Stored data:
>> Begin

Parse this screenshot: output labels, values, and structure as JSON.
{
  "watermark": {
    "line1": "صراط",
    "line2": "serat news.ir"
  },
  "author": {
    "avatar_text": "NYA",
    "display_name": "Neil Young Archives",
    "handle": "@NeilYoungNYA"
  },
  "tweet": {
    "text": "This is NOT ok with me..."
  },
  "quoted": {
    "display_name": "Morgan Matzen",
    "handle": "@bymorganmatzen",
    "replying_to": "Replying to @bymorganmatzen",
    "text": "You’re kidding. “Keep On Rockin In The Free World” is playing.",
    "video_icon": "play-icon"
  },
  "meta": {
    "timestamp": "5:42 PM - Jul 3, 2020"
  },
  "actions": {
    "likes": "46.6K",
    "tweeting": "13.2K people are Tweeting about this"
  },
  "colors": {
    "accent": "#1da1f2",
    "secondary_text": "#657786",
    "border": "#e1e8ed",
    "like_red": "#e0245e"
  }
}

>> End

CHALLENGE: Copy the material above, line for line.

COMPLETE ANSWER:
Parse this screenshot: output labels, values, and structure as JSON.
{
  "watermark": {
    "line1": "صراط",
    "line2": "serat news.ir"
  },
  "author": {
    "avatar_text": "NYA",
    "display_name": "Neil Young Archives",
    "handle": "@NeilYoungNYA"
  },
  "tweet": {
    "text": "This is NOT ok with me..."
  },
  "quoted": {
    "display_name": "Morgan Matzen",
    "handle": "@bymorganmatzen",
    "replying_to": "Replying to @bymorganmatzen",
    "text": "You’re kidding. “Keep On Rockin In The Free World” is playing.",
    "video_icon": "play-icon"
  },
  "meta": {
    "timestamp": "5:42 PM - Jul 3, 2020"
  },
  "actions": {
    "likes": "46.6K",
    "tweeting": "13.2K people are Tweeting about this"
  },
  "colors": {
    "accent": "#1da1f2",
    "secondary_text": "#657786",
    "border": "#e1e8ed",
    "like_red": "#e0245e"
  }
}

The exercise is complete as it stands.